▶ [Stated exercise]
Write out the material below again, unchanged.

▶ [Entries]
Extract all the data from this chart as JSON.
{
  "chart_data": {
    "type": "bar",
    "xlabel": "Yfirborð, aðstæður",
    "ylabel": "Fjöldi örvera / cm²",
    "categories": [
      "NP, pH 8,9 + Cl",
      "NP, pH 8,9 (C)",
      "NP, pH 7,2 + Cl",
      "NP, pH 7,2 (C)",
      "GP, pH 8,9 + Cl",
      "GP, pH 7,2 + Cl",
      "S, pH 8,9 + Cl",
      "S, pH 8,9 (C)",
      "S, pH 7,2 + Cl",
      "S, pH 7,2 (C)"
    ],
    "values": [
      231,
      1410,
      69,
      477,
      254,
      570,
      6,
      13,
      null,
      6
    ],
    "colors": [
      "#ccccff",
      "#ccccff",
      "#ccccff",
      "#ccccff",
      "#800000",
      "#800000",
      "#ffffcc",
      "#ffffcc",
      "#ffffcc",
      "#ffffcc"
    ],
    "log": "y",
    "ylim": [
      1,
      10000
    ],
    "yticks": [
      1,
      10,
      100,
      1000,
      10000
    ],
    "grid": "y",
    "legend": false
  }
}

▶ [Solution for this exercise]
Extract all the data from this chart as JSON.
{
  "chart_data": {
    "type": "bar",
    "xlabel": "Yfirborð, aðstæður",
    "ylabel": "Fjöldi örvera / cm²",
    "categories": [
      "NP, pH 8,9 + Cl",
      "NP, pH 8,9 (C)",
      "NP, pH 7,2 + Cl",
      "NP, pH 7,2 (C)",
      "GP, pH 8,9 + Cl",
      "GP, pH 7,2 + Cl",
      "S, pH 8,9 + Cl",
      "S, pH 8,9 (C)",
      "S, pH 7,2 + Cl",
      "S, pH 7,2 (C)"
    ],
    "values": [
      231,
      1410,
      69,
      477,
      254,
      570,
      6,
      13,
      null,
      6
    ],
    "colors": [
      "#ccccff",
      "#ccccff",
      "#ccccff",
      "#ccccff",
      "#800000",
      "#800000",
      "#ffffcc",
      "#ffffcc",
      "#ffffcc",
      "#ffffcc"
    ],
    "log": "y",
    "ylim": [
      1,
      10000
    ],
    "yticks": [
      1,
      10,
      100,
      1000,
      10000
    ],
    "grid": "y",
    "legend": false
  }
}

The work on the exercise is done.